EXTRAIT SOURCE:
===
À l'heure actuelle, en coopération avec le Royaume-Uni et l'Agence russe des munitions, le Canada s'attache à définir les prochains projets réalisés à Shchuch'ye. L'objectif premier de tous les pays qui apportent une contribution financière au projet actuel, y compris la Russie, les États-Unis, le Royaume-Uni, l'Union européenne, la Norvège et la République tchèque, consiste à terminer la construction de l'usine de destruction des armes chimiques, puis à commencer, dès que « réalisable », la destruction de ces armes.

 

Et je dis bien « dès que réalisable » et non pas « dès que possible ». Il s'agit là d'une nuance importante. Lorsqu'on entreprend de construire une usine pour détruire certaines des substances les plus létales sur terre, il faut faire bien attention de ne pas mettre en danger les travailleurs, la population locale et l'environnement, de sorte que la qualité et la sécurité revêtent une importance prioritaire. C'est pourquoi il convient de fixer un calendrier réaliste pour la construction et le démarrage de l'usine, sur la base non seulement de ce qui est souhaitable, mais de ce qui est réalisable.

 

Certes, des ressources additionnelles permettraient d'accélérer la destruction de ces armes. C'est d'ailleurs pourquoi la Russie, tenue de supporter le coût des activités de destruction en vertu de la Convention, devra augmenter sa contribution financière. Même si, à ce jour, celle-ci est importante, elle n'est cependant pas suffisante.

Moscou devra consentir à investir beaucoup plus d'argent s'il tient à détruire entièrement et rapidement l'arsenal chimique russe. Et, pour que l'aide des donateurs donne les résultats escomptés, ceux-ci devront obtenir un engagement ferme de la part de la Russie en ce qui concerne le financement pluriannuel prévu.
===
DONNÉES FOURNIES:
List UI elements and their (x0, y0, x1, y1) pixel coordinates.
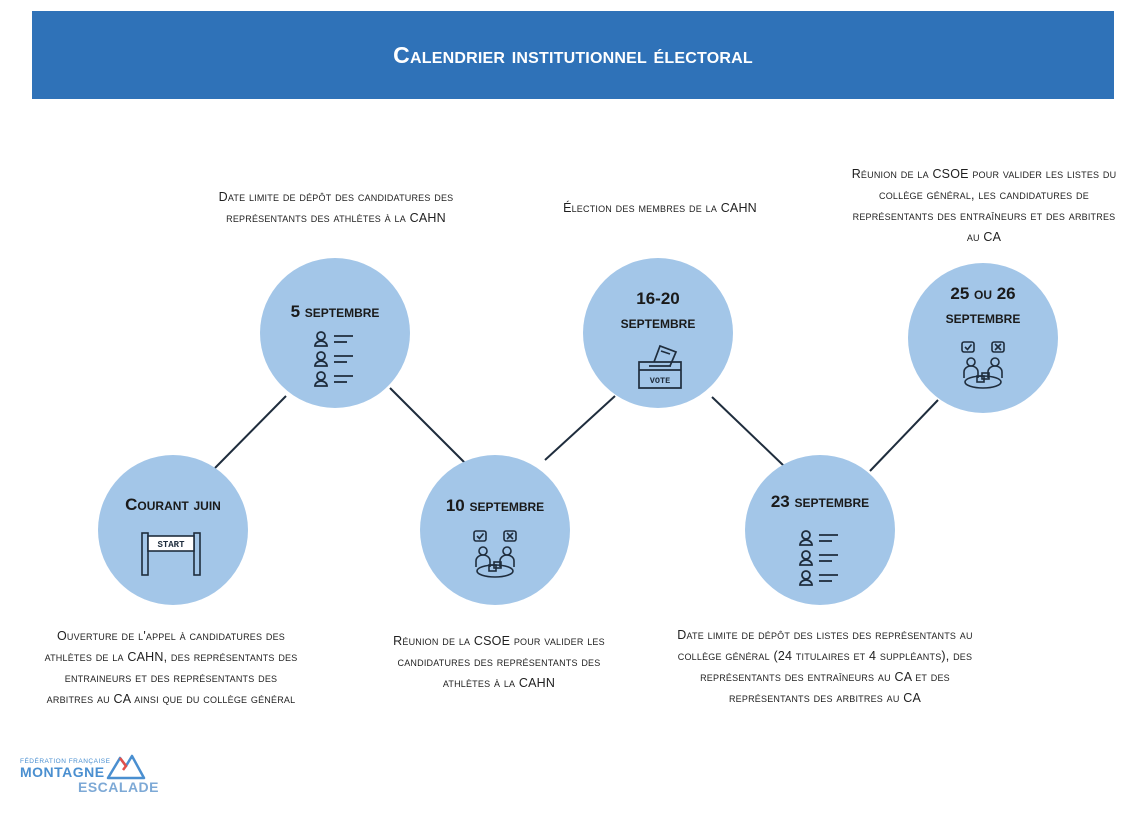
===
TÂCHES:
• 1. Indiquez si chacune des affirmations suivantes concorde avec l'extrait source, en répondant par oui ou par non et en citant les mots décisifs du texte.
(a) Le Canada définit seul les prochains projets réalisés à Shchuch'ye.
(b) La Convention impose à la Russie de supporter le coût des activités de destruction.
(c) La contribution financière actuelle de la Russie est jugée suffisante.
• 2. Répondez aux questions suivantes à l'aide de l'extrait source.
(a) Quels contributeurs financiers au projet actuel sont nommés ?
(b) Qui ou quoi faut-il veiller à ne pas mettre en danger ?
(c) Sur quoi les donateurs devront-ils obtenir un engagement ferme de la part de la Russie ?
• 3. Reprenez le passage de l'extrait source qui s'ouvre sur les mots « Certes, des ressources » et se termine par « financement pluriannuel prévu. », en substituant « bailleurs de fonds » à « donateurs ».

RÉPONSES:
• 1.
(a) Non : « en coopération avec le Royaume-Uni et l'Agence russe des munitions, le Canada s'attache à définir les prochains projets réalisés à Shchuch'ye ».
(b) Oui : « la Russie, tenue de supporter le coût des activités de destruction en vertu de la Convention ».
(c) Non : « elle n'est cependant pas suffisante ».

• 2.
(a) La Russie, les États-Unis, le Royaume-Uni, l'Union européenne, la Norvège et la République tchèque.
(b) Les travailleurs, la population locale et l'environnement.
(c) Sur le financement pluriannuel prévu.

• 3.
Certes, des ressources additionnelles permettraient d'accélérer la destruction de ces armes. C'est d'ailleurs pourquoi la Russie, tenue de supporter le coût des activités de destruction en vertu de la Convention, devra augmenter sa contribution financière. Même si, à ce jour, celle-ci est importante, elle n'est cependant pas suffisante.

Moscou devra consentir à investir beaucoup plus d'argent s'il tient à détruire entièrement et rapidement l'arsenal chimique russe. Et, pour que l'aide des bailleurs de fonds donne les résultats escomptés, ceux-ci devront obtenir un engagement ferme de la part de la Russie en ce qui concerne le financement pluriannuel prévu.